◆ PROBLEM DETAILS
Keep the images out and copy every entry below exactly.

+ + + + +

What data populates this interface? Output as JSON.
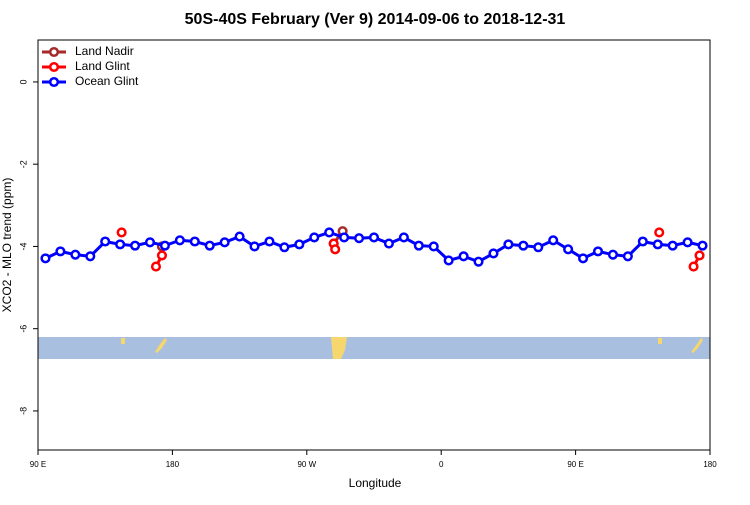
{
  "chart_data": {
    "type": "line",
    "title": "50S-40S February (Ver 9)   2014-09-06 to 2018-12-31",
    "xlabel": "Longitude",
    "ylabel": "XCO2 - MLO trend (ppm)",
    "xlim": [
      90,
      540
    ],
    "ylim": [
      -8.95,
      1.02
    ],
    "xticks": [
      {
        "value": 90,
        "label": "90 E"
      },
      {
        "value": 180,
        "label": "180"
      },
      {
        "value": 270,
        "label": "90 W"
      },
      {
        "value": 360,
        "label": "0"
      },
      {
        "value": 450,
        "label": "90 E"
      },
      {
        "value": 540,
        "label": "180"
      }
    ],
    "yticks": [
      0,
      -2,
      -4,
      -6,
      -8
    ],
    "legend": "top-left",
    "series": [
      {
        "name": "Land Nadir",
        "color": "#a52a2a",
        "x": [
          173,
          288,
          294
        ],
        "values": [
          -4.0,
          -3.93,
          -3.63
        ]
      },
      {
        "name": "Land Glint",
        "color": "#ff0000",
        "x": [
          146,
          169,
          173,
          288,
          289,
          506,
          529,
          533
        ],
        "values": [
          -3.66,
          -4.49,
          -4.22,
          -3.93,
          -4.07,
          -3.66,
          -4.49,
          -4.22
        ]
      },
      {
        "name": "Ocean Glint",
        "color": "#0000ff",
        "x": [
          95,
          105,
          115,
          125,
          135,
          145,
          155,
          165,
          175,
          185,
          195,
          205,
          215,
          225,
          235,
          245,
          255,
          265,
          275,
          285,
          295,
          305,
          315,
          325,
          335,
          345,
          355,
          365,
          375,
          385,
          395,
          405,
          415,
          425,
          435,
          445,
          455,
          465,
          475,
          485,
          495,
          505,
          515,
          525,
          535
        ],
        "values": [
          -4.29,
          -4.12,
          -4.2,
          -4.24,
          -3.88,
          -3.95,
          -3.98,
          -3.9,
          -3.98,
          -3.85,
          -3.88,
          -3.98,
          -3.9,
          -3.76,
          -4.0,
          -3.88,
          -4.02,
          -3.95,
          -3.78,
          -3.66,
          -3.78,
          -3.8,
          -3.78,
          -3.93,
          -3.78,
          -3.98,
          -4.0,
          -4.34,
          -4.24,
          -4.37,
          -4.17,
          -3.95,
          -3.98,
          -4.02,
          -3.85,
          -4.07,
          -4.29,
          -4.12,
          -4.2,
          -4.24,
          -3.88,
          -3.95,
          -3.98,
          -3.9,
          -3.98
        ]
      }
    ]
  }
}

+ + + + +

◆ WRITTEN ANSWER
What data populates this interface? Output as JSON.
{
  "chart_data": {
    "type": "line",
    "title": "50S-40S February (Ver 9)   2014-09-06 to 2018-12-31",
    "xlabel": "Longitude",
    "ylabel": "XCO2 - MLO trend (ppm)",
    "xlim": [
      90,
      540
    ],
    "ylim": [
      -8.95,
      1.02
    ],
    "xticks": [
      {
        "value": 90,
        "label": "90 E"
      },
      {
        "value": 180,
        "label": "180"
      },
      {
        "value": 270,
        "label": "90 W"
      },
      {
        "value": 360,
        "label": "0"
      },
      {
        "value": 450,
        "label": "90 E"
      },
      {
        "value": 540,
        "label": "180"
      }
    ],
    "yticks": [
      0,
      -2,
      -4,
      -6,
      -8
    ],
    "legend": "top-left",
    "series": [
      {
        "name": "Land Nadir",
        "color": "#a52a2a",
        "x": [
          173,
          288,
          294
        ],
        "values": [
          -4.0,
          -3.93,
          -3.63
        ]
      },
      {
        "name": "Land Glint",
        "color": "#ff0000",
        "x": [
          146,
          169,
          173,
          288,
          289,
          506,
          529,
          533
        ],
        "values": [
          -3.66,
          -4.49,
          -4.22,
          -3.93,
          -4.07,
          -3.66,
          -4.49,
          -4.22
        ]
      },
      {
        "name": "Ocean Glint",
        "color": "#0000ff",
        "x": [
          95,
          105,
          115,
          125,
          135,
          145,
          155,
          165,
          175,
          185,
          195,
          205,
          215,
          225,
          235,
          245,
          255,
          265,
          275,
          285,
          295,
          305,
          315,
          325,
          335,
          345,
          355,
          365,
          375,
          385,
          395,
          405,
          415,
          425,
          435,
          445,
          455,
          465,
          475,
          485,
          495,
          505,
          515,
          525,
          535
        ],
        "values": [
          -4.29,
          -4.12,
          -4.2,
          -4.24,
          -3.88,
          -3.95,
          -3.98,
          -3.9,
          -3.98,
          -3.85,
          -3.88,
          -3.98,
          -3.9,
          -3.76,
          -4.0,
          -3.88,
          -4.02,
          -3.95,
          -3.78,
          -3.66,
          -3.78,
          -3.8,
          -3.78,
          -3.93,
          -3.78,
          -3.98,
          -4.0,
          -4.34,
          -4.24,
          -4.37,
          -4.17,
          -3.95,
          -3.98,
          -4.02,
          -3.85,
          -4.07,
          -4.29,
          -4.12,
          -4.2,
          -4.24,
          -3.88,
          -3.95,
          -3.98,
          -3.9,
          -3.98
        ]
      }
    ]
  }
}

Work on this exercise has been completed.